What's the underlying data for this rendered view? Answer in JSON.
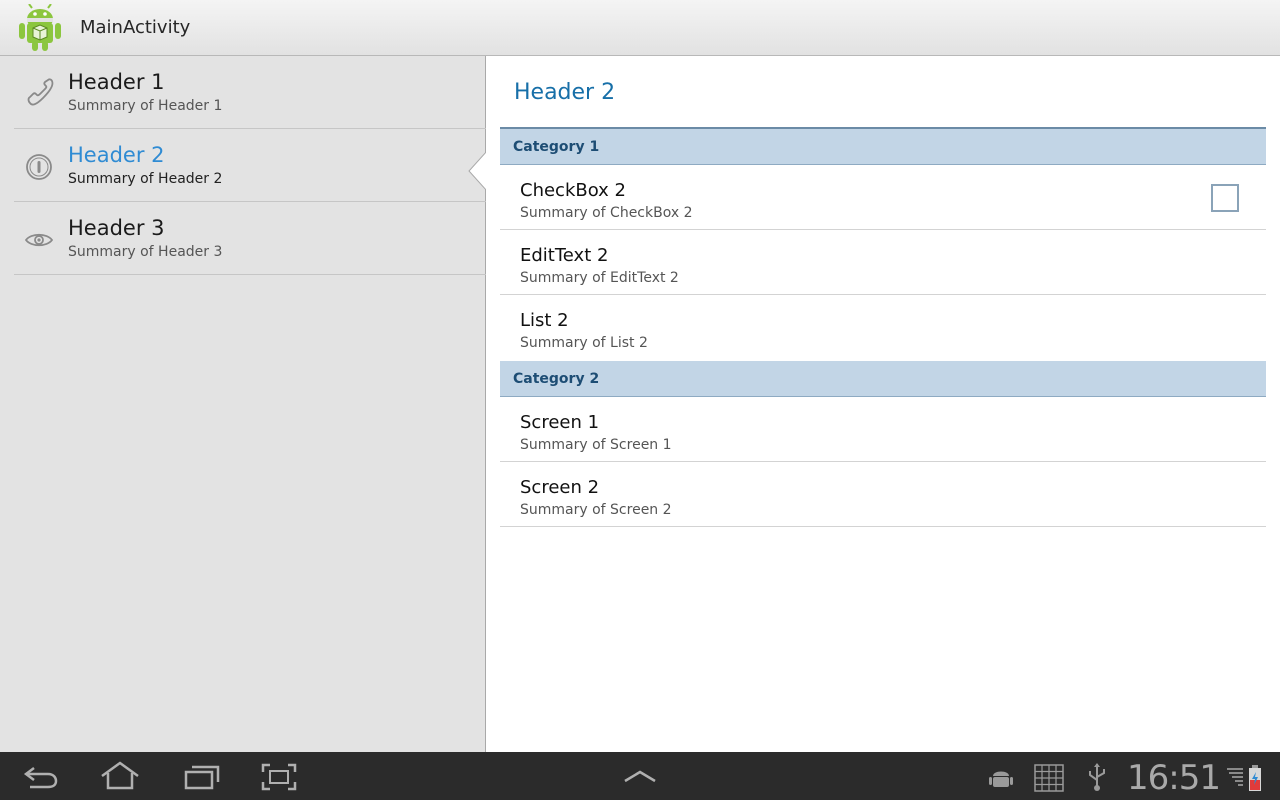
{
  "app": {
    "title": "MainActivity"
  },
  "headers": [
    {
      "title": "Header 1",
      "summary": "Summary of Header 1",
      "icon": "phone-icon"
    },
    {
      "title": "Header 2",
      "summary": "Summary of Header 2",
      "icon": "info-icon",
      "selected": true
    },
    {
      "title": "Header 3",
      "summary": "Summary of Header 3",
      "icon": "eye-icon"
    }
  ],
  "detail": {
    "title": "Header 2",
    "categories": [
      {
        "title": "Category 1",
        "items": [
          {
            "title": "CheckBox 2",
            "summary": "Summary of CheckBox 2",
            "checked": false
          },
          {
            "title": "EditText 2",
            "summary": "Summary of EditText 2"
          },
          {
            "title": "List 2",
            "summary": "Summary of List 2"
          }
        ]
      },
      {
        "title": "Category 2",
        "items": [
          {
            "title": "Screen 1",
            "summary": "Summary of Screen 1"
          },
          {
            "title": "Screen 2",
            "summary": "Summary of Screen 2"
          }
        ]
      }
    ]
  },
  "statusbar": {
    "time": "16:51",
    "nav_icons": [
      "back-icon",
      "home-icon",
      "recent-apps-icon",
      "screenshot-icon",
      "menu-up-icon"
    ],
    "status_icons": [
      "android-debug-icon",
      "keyboard-grid-icon",
      "usb-icon",
      "signal-icon",
      "battery-icon"
    ]
  },
  "colors": {
    "accent": "#2f8bd3",
    "category_bg": "#c2d5e6",
    "category_text": "#1d4d74"
  }
}
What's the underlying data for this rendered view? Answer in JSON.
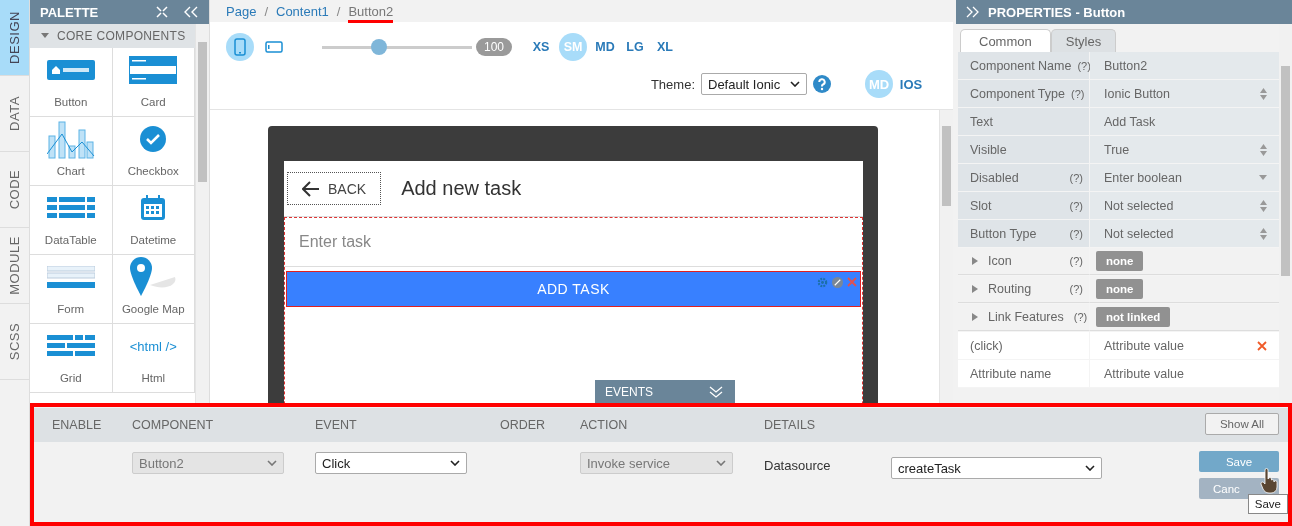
====
▸ TASK TO COMPLETE
Omit every picture, and otherwise quote the entries exactly.

▸ EXPECTED ANSWER
What's the underlying data for this rendered view? Answer in JSON.
{
  "app": {
    "title": "MainActivity"
  },
  "headers": [
    {
      "title": "Header 1",
      "summary": "Summary of Header 1",
      "icon": "phone-icon"
    },
    {
      "title": "Header 2",
      "summary": "Summary of Header 2",
      "icon": "info-icon",
      "selected": true
    },
    {
      "title": "Header 3",
      "summary": "Summary of Header 3",
      "icon": "eye-icon"
    }
  ],
  "detail": {
    "title": "Header 2",
    "categories": [
      {
        "title": "Category 1",
        "items": [
          {
            "title": "CheckBox 2",
            "summary": "Summary of CheckBox 2",
            "checked": false
          },
          {
            "title": "EditText 2",
            "summary": "Summary of EditText 2"
          },
          {
            "title": "List 2",
            "summary": "Summary of List 2"
          }
        ]
      },
      {
        "title": "Category 2",
        "items": [
          {
            "title": "Screen 1",
            "summary": "Summary of Screen 1"
          },
          {
            "title": "Screen 2",
            "summary": "Summary of Screen 2"
          }
        ]
      }
    ]
  },
  "statusbar": {
    "time": "16:51",
    "nav_icons": [
      "back-icon",
      "home-icon",
      "recent-apps-icon",
      "screenshot-icon",
      "menu-up-icon"
    ],
    "status_icons": [
      "android-debug-icon",
      "keyboard-grid-icon",
      "usb-icon",
      "signal-icon",
      "battery-icon"
    ]
  },
  "colors": {
    "accent": "#2f8bd3",
    "category_bg": "#c2d5e6",
    "category_text": "#1d4d74"
  }
}
What's the underlying data for this rendered view? Answer in JSON.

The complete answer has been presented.